▸ **Work to complete**:
Copy each line below in which the string "this" occurs.

** Start **

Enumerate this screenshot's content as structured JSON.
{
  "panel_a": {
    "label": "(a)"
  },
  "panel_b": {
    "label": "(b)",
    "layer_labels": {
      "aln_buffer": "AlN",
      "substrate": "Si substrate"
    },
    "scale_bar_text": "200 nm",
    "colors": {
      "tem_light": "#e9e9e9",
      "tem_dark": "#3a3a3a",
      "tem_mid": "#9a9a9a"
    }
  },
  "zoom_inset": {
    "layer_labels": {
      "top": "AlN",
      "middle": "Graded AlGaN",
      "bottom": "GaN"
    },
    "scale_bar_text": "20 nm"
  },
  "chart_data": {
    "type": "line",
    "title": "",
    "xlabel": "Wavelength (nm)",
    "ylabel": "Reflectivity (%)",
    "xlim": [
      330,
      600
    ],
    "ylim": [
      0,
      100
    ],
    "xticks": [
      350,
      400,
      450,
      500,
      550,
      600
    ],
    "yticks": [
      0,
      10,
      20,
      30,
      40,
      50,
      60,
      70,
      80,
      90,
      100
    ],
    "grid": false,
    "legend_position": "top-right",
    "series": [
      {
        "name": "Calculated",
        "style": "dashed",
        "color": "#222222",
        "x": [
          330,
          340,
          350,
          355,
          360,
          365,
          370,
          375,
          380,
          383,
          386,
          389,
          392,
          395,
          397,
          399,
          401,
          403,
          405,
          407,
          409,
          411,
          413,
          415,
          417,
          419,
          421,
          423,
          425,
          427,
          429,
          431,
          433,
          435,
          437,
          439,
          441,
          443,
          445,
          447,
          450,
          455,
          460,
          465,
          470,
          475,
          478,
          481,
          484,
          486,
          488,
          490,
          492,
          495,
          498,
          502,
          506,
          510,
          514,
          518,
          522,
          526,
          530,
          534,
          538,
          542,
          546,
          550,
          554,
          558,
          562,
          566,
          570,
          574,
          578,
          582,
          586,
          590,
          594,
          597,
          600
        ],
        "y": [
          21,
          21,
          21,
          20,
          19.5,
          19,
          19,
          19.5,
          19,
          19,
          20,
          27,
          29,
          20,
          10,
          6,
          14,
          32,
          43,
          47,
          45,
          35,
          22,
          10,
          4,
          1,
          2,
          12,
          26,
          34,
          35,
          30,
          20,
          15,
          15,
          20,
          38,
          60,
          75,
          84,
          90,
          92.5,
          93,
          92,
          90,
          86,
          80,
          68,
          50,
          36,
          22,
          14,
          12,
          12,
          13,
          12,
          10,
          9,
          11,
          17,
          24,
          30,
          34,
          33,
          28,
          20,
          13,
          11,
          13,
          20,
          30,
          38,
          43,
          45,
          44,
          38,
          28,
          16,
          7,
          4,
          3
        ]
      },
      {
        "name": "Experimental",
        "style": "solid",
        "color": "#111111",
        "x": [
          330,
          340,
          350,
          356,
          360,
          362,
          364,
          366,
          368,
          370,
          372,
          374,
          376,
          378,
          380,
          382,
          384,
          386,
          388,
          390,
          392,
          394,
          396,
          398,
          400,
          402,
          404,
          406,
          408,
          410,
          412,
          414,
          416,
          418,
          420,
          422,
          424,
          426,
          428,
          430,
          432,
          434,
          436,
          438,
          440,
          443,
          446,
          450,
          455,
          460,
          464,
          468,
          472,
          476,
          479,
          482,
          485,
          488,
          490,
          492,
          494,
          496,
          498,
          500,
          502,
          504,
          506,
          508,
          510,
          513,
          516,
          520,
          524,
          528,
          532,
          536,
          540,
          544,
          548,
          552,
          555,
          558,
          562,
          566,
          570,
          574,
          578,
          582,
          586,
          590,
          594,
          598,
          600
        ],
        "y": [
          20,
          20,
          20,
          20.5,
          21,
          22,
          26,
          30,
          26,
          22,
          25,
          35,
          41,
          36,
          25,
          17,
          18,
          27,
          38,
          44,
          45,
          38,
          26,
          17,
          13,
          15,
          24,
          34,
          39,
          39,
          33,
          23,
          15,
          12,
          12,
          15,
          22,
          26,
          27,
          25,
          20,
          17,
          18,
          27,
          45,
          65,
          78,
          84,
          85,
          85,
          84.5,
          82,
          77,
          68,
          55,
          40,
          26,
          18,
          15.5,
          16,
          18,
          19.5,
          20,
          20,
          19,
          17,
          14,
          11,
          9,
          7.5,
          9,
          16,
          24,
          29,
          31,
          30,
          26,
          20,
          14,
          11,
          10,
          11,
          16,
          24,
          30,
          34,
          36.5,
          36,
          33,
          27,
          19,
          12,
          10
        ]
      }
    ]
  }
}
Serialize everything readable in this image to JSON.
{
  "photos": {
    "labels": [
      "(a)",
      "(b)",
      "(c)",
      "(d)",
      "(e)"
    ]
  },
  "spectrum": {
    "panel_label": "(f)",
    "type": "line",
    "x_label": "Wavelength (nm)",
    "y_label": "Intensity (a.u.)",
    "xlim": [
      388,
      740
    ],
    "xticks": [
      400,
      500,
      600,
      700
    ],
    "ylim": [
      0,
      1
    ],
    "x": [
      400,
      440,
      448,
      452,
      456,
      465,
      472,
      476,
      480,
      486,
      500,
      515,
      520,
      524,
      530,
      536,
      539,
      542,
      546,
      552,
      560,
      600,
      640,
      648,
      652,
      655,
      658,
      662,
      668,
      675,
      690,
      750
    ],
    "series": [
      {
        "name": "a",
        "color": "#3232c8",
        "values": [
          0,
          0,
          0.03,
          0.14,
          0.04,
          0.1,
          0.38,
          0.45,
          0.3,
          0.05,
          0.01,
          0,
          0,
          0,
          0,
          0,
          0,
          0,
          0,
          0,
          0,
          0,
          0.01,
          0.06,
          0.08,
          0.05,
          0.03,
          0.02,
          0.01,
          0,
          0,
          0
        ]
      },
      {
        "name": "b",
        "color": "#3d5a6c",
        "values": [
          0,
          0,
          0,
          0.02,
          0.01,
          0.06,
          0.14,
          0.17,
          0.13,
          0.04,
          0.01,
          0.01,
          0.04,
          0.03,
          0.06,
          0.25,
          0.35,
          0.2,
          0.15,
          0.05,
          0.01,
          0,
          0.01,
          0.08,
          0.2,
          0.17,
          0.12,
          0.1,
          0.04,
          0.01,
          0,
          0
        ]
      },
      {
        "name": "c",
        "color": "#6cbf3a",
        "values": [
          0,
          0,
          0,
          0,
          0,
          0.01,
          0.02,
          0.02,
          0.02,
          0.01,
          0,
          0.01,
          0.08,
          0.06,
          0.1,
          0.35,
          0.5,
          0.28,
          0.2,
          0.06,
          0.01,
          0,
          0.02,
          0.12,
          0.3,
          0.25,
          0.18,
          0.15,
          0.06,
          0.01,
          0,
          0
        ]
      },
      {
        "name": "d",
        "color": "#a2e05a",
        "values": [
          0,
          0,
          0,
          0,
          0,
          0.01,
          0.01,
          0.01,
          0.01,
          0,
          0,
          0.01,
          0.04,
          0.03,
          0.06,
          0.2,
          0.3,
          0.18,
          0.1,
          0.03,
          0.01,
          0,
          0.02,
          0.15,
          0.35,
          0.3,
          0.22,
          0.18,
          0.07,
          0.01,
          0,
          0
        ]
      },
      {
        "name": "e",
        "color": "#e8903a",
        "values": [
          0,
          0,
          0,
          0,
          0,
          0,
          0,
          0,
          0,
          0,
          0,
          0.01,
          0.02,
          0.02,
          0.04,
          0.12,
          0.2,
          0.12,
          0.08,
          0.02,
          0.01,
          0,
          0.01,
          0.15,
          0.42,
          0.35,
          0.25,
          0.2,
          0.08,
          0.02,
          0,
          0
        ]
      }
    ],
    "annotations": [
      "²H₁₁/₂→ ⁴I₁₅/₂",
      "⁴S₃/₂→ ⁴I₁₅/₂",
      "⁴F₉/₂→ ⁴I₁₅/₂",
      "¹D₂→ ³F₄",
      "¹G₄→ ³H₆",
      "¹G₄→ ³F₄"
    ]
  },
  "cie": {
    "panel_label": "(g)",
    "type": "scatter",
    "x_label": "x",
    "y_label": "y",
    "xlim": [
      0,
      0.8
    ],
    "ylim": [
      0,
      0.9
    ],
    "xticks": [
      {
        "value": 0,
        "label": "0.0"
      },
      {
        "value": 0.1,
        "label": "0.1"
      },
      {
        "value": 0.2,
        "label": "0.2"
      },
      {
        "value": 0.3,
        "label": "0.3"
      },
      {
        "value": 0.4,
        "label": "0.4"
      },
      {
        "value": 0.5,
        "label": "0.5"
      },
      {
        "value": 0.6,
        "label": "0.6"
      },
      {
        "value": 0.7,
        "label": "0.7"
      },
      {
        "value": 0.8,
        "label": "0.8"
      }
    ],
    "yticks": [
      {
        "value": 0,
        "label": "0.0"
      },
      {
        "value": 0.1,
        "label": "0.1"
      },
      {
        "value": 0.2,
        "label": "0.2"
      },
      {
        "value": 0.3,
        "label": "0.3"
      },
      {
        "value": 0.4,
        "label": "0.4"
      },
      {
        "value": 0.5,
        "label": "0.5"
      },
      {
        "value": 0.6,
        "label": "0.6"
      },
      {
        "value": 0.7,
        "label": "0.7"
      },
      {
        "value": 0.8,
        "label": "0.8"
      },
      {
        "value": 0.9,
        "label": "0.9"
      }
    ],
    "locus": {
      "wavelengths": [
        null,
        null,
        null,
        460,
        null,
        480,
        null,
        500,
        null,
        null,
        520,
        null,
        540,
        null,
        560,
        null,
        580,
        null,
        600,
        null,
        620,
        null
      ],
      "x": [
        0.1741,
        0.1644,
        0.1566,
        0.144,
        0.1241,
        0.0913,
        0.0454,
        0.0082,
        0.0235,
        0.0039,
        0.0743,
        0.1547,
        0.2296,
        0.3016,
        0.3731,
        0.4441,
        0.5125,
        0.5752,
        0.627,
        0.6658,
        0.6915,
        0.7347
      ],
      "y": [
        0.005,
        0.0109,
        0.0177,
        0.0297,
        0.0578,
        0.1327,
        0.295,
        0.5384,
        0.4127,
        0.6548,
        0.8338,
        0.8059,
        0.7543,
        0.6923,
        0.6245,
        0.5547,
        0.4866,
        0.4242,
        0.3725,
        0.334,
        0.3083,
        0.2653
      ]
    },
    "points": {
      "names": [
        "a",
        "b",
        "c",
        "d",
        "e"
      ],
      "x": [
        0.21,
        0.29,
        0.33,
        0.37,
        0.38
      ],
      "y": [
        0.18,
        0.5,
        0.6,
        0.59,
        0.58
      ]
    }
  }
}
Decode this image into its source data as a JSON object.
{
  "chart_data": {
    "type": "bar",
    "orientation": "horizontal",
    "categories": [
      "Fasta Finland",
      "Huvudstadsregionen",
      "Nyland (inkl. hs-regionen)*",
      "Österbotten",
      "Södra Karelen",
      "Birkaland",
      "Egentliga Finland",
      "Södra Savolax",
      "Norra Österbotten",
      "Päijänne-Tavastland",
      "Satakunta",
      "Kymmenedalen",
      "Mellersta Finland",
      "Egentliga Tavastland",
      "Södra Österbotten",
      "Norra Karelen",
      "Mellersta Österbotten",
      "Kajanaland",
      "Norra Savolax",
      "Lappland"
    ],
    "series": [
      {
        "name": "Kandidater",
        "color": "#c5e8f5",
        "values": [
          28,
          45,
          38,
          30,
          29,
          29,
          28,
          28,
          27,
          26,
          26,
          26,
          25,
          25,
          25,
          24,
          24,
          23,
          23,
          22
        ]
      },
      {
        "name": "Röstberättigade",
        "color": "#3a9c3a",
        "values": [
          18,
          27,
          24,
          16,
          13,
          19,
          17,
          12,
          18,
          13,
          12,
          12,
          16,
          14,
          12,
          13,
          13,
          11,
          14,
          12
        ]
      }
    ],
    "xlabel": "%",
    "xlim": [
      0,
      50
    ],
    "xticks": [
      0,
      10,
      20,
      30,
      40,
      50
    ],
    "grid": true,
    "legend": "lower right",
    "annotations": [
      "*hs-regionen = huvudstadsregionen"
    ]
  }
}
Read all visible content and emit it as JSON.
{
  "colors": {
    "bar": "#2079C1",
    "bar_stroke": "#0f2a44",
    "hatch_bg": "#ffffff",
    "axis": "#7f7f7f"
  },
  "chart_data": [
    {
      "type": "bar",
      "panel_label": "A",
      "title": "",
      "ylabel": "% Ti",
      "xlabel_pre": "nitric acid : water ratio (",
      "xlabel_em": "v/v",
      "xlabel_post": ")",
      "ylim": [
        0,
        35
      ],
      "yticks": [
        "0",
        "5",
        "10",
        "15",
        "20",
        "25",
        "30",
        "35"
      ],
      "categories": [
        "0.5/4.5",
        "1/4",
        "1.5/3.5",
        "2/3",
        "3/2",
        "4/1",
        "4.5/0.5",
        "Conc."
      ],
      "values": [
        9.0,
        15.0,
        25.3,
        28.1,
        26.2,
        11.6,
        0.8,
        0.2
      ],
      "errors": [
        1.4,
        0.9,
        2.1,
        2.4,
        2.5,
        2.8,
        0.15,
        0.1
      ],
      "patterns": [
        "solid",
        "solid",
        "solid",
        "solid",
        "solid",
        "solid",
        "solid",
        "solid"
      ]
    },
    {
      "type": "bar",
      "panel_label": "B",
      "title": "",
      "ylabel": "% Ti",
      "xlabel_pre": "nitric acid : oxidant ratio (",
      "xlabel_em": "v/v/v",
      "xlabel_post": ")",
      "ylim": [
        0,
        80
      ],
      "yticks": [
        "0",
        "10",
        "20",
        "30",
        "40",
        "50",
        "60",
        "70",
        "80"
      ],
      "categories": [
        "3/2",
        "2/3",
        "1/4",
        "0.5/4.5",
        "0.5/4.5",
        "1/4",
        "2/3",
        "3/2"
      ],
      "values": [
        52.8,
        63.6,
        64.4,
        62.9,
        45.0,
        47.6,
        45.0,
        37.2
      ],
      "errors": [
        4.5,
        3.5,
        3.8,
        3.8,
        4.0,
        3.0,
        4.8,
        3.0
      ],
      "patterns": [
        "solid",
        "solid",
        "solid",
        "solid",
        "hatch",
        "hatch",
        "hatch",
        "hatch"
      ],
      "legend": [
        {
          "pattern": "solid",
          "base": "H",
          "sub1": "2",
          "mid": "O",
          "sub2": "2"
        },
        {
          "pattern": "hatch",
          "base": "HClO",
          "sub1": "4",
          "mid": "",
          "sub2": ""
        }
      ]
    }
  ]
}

** End **

▸ **Task response**:
Enumerate this screenshot's content as structured JSON.
Serialize everything readable in this image to JSON.
Decode this image into its source data as a JSON object.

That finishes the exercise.